- **EXTRACTED RECORDS**:
● ● ● ● ●
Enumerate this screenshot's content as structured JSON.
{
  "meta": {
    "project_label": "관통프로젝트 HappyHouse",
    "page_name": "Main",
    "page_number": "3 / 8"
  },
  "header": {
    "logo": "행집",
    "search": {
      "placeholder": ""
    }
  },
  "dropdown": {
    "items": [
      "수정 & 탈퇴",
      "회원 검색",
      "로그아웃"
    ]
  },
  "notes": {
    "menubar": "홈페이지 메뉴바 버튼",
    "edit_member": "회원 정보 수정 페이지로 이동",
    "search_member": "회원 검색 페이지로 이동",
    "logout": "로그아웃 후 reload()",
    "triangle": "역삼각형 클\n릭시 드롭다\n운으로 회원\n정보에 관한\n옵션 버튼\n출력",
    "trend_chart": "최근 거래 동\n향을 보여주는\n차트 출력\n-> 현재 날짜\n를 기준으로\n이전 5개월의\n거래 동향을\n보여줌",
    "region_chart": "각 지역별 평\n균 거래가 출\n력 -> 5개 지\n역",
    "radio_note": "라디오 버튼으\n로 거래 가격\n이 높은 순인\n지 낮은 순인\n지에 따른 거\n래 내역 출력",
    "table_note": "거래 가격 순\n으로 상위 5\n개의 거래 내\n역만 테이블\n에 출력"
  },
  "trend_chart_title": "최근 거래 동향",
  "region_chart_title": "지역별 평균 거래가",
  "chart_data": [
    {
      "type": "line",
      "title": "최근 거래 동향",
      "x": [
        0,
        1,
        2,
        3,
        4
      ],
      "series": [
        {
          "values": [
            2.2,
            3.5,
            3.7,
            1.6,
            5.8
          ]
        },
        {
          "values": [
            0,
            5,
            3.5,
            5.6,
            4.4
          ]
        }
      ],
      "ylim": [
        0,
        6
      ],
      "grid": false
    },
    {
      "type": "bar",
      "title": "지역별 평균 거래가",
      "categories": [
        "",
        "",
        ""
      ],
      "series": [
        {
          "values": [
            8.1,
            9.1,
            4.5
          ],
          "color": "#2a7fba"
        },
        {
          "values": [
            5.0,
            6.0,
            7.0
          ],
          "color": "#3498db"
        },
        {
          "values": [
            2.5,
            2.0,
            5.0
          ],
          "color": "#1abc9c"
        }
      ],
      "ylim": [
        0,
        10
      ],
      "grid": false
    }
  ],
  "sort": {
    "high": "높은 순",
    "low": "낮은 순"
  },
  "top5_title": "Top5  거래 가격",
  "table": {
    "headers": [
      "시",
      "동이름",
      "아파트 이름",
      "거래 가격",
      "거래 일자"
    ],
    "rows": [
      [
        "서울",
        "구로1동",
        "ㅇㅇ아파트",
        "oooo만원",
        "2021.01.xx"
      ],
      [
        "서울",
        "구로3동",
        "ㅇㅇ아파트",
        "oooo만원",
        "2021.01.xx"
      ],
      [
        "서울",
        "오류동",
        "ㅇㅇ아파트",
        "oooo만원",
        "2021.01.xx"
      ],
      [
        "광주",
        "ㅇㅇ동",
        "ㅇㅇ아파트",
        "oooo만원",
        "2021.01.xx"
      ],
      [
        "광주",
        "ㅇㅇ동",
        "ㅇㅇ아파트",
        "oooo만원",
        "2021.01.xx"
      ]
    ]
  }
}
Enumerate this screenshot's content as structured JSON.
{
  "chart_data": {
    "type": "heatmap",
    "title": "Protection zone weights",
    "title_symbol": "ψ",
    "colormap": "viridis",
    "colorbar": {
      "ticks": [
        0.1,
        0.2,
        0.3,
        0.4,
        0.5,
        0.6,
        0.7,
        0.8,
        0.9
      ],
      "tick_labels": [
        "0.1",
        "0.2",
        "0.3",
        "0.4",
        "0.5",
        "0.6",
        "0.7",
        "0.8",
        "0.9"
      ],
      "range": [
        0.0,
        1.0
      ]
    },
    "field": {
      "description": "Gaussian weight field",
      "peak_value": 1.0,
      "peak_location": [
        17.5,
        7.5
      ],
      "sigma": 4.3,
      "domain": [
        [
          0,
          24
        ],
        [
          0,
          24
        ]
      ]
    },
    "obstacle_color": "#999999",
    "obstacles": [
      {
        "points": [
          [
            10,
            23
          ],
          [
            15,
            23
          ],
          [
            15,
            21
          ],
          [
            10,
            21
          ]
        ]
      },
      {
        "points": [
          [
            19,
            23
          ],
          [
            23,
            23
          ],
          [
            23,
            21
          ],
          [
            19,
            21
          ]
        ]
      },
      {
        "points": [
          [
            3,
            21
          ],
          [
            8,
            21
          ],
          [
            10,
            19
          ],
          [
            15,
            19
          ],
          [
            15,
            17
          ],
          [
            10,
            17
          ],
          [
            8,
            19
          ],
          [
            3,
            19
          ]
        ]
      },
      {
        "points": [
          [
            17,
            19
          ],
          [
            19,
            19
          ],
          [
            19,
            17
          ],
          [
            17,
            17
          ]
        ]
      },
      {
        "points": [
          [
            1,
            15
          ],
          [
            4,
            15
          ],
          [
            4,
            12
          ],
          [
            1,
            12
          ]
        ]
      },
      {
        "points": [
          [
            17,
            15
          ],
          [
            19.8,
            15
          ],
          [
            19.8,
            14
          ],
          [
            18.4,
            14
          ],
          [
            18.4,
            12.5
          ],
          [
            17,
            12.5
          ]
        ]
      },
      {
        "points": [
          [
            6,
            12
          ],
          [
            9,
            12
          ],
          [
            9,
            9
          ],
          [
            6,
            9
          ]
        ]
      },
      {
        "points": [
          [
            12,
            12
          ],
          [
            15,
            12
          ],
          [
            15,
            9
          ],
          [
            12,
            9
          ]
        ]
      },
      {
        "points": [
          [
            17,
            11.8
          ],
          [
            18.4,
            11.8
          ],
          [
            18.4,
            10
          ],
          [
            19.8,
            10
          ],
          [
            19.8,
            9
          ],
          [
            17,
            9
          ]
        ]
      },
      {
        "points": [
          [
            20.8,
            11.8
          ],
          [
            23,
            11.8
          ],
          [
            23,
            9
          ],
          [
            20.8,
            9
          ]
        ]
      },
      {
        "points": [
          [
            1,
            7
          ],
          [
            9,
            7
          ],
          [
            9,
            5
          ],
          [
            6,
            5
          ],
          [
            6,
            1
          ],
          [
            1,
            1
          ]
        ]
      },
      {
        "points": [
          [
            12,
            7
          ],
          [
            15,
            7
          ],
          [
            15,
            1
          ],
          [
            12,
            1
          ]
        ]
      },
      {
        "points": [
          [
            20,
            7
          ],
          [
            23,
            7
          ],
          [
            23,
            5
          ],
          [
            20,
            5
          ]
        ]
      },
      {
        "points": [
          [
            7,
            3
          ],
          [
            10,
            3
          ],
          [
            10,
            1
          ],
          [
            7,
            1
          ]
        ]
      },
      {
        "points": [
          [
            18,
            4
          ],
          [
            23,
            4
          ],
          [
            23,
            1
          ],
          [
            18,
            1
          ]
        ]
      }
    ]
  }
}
● ● ● ● ●
- **PROBLEM DETAILS**: Everything in the listing above should be restated exactly.

- **THE RESULT**:
Enumerate this screenshot's content as structured JSON.
{
  "meta": {
    "project_label": "관통프로젝트 HappyHouse",
    "page_name": "Main",
    "page_number": "3 / 8"
  },
  "header": {
    "logo": "행집",
    "search": {
      "placeholder": ""
    }
  },
  "dropdown": {
    "items": [
      "수정 & 탈퇴",
      "회원 검색",
      "로그아웃"
    ]
  },
  "notes": {
    "menubar": "홈페이지 메뉴바 버튼",
    "edit_member": "회원 정보 수정 페이지로 이동",
    "search_member": "회원 검색 페이지로 이동",
    "logout": "로그아웃 후 reload()",
    "triangle": "역삼각형 클\n릭시 드롭다\n운으로 회원\n정보에 관한\n옵션 버튼\n출력",
    "trend_chart": "최근 거래 동\n향을 보여주는\n차트 출력\n-> 현재 날짜\n를 기준으로\n이전 5개월의\n거래 동향을\n보여줌",
    "region_chart": "각 지역별 평\n균 거래가 출\n력 -> 5개 지\n역",
    "radio_note": "라디오 버튼으\n로 거래 가격\n이 높은 순인\n지 낮은 순인\n지에 따른 거\n래 내역 출력",
    "table_note": "거래 가격 순\n으로 상위 5\n개의 거래 내\n역만 테이블\n에 출력"
  },
  "trend_chart_title": "최근 거래 동향",
  "region_chart_title": "지역별 평균 거래가",
  "chart_data": [
    {
      "type": "line",
      "title": "최근 거래 동향",
      "x": [
        0,
        1,
        2,
        3,
        4
      ],
      "series": [
        {
          "values": [
            2.2,
            3.5,
            3.7,
            1.6,
            5.8
          ]
        },
        {
          "values": [
            0,
            5,
            3.5,
            5.6,
            4.4
          ]
        }
      ],
      "ylim": [
        0,
        6
      ],
      "grid": false
    },
    {
      "type": "bar",
      "title": "지역별 평균 거래가",
      "categories": [
        "",
        "",
        ""
      ],
      "series": [
        {
          "values": [
            8.1,
            9.1,
            4.5
          ],
          "color": "#2a7fba"
        },
        {
          "values": [
            5.0,
            6.0,
            7.0
          ],
          "color": "#3498db"
        },
        {
          "values": [
            2.5,
            2.0,
            5.0
          ],
          "color": "#1abc9c"
        }
      ],
      "ylim": [
        0,
        10
      ],
      "grid": false
    }
  ],
  "sort": {
    "high": "높은 순",
    "low": "낮은 순"
  },
  "top5_title": "Top5  거래 가격",
  "table": {
    "headers": [
      "시",
      "동이름",
      "아파트 이름",
      "거래 가격",
      "거래 일자"
    ],
    "rows": [
      [
        "서울",
        "구로1동",
        "ㅇㅇ아파트",
        "oooo만원",
        "2021.01.xx"
      ],
      [
        "서울",
        "구로3동",
        "ㅇㅇ아파트",
        "oooo만원",
        "2021.01.xx"
      ],
      [
        "서울",
        "오류동",
        "ㅇㅇ아파트",
        "oooo만원",
        "2021.01.xx"
      ],
      [
        "광주",
        "ㅇㅇ동",
        "ㅇㅇ아파트",
        "oooo만원",
        "2021.01.xx"
      ],
      [
        "광주",
        "ㅇㅇ동",
        "ㅇㅇ아파트",
        "oooo만원",
        "2021.01.xx"
      ]
    ]
  }
}
Enumerate this screenshot's content as structured JSON.
{
  "chart_data": {
    "type": "heatmap",
    "title": "Protection zone weights",
    "title_symbol": "ψ",
    "colormap": "viridis",
    "colorbar": {
      "ticks": [
        0.1,
        0.2,
        0.3,
        0.4,
        0.5,
        0.6,
        0.7,
        0.8,
        0.9
      ],
      "tick_labels": [
        "0.1",
        "0.2",
        "0.3",
        "0.4",
        "0.5",
        "0.6",
        "0.7",
        "0.8",
        "0.9"
      ],
      "range": [
        0.0,
        1.0
      ]
    },
    "field": {
      "description": "Gaussian weight field",
      "peak_value": 1.0,
      "peak_location": [
        17.5,
        7.5
      ],
      "sigma": 4.3,
      "domain": [
        [
          0,
          24
        ],
        [
          0,
          24
        ]
      ]
    },
    "obstacle_color": "#999999",
    "obstacles": [
      {
        "points": [
          [
            10,
            23
          ],
          [
            15,
            23
          ],
          [
            15,
            21
          ],
          [
            10,
            21
          ]
        ]
      },
      {
        "points": [
          [
            19,
            23
          ],
          [
            23,
            23
          ],
          [
            23,
            21
          ],
          [
            19,
            21
          ]
        ]
      },
      {
        "points": [
          [
            3,
            21
          ],
          [
            8,
            21
          ],
          [
            10,
            19
          ],
          [
            15,
            19
          ],
          [
            15,
            17
          ],
          [
            10,
            17
          ],
          [
            8,
            19
          ],
          [
            3,
            19
          ]
        ]
      },
      {
        "points": [
          [
            17,
            19
          ],
          [
            19,
            19
          ],
          [
            19,
            17
          ],
          [
            17,
            17
          ]
        ]
      },
      {
        "points": [
          [
            1,
            15
          ],
          [
            4,
            15
          ],
          [
            4,
            12
          ],
          [
            1,
            12
          ]
        ]
      },
      {
        "points": [
          [
            17,
            15
          ],
          [
            19.8,
            15
          ],
          [
            19.8,
            14
          ],
          [
            18.4,
            14
          ],
          [
            18.4,
            12.5
          ],
          [
            17,
            12.5
          ]
        ]
      },
      {
        "points": [
          [
            6,
            12
          ],
          [
            9,
            12
          ],
          [
            9,
            9
          ],
          [
            6,
            9
          ]
        ]
      },
      {
        "points": [
          [
            12,
            12
          ],
          [
            15,
            12
          ],
          [
            15,
            9
          ],
          [
            12,
            9
          ]
        ]
      },
      {
        "points": [
          [
            17,
            11.8
          ],
          [
            18.4,
            11.8
          ],
          [
            18.4,
            10
          ],
          [
            19.8,
            10
          ],
          [
            19.8,
            9
          ],
          [
            17,
            9
          ]
        ]
      },
      {
        "points": [
          [
            20.8,
            11.8
          ],
          [
            23,
            11.8
          ],
          [
            23,
            9
          ],
          [
            20.8,
            9
          ]
        ]
      },
      {
        "points": [
          [
            1,
            7
          ],
          [
            9,
            7
          ],
          [
            9,
            5
          ],
          [
            6,
            5
          ],
          [
            6,
            1
          ],
          [
            1,
            1
          ]
        ]
      },
      {
        "points": [
          [
            12,
            7
          ],
          [
            15,
            7
          ],
          [
            15,
            1
          ],
          [
            12,
            1
          ]
        ]
      },
      {
        "points": [
          [
            20,
            7
          ],
          [
            23,
            7
          ],
          [
            23,
            5
          ],
          [
            20,
            5
          ]
        ]
      },
      {
        "points": [
          [
            7,
            3
          ],
          [
            10,
            3
          ],
          [
            10,
            1
          ],
          [
            7,
            1
          ]
        ]
      },
      {
        "points": [
          [
            18,
            4
          ],
          [
            23,
            4
          ],
          [
            23,
            1
          ],
          [
            18,
            1
          ]
        ]
      }
    ]
  }
}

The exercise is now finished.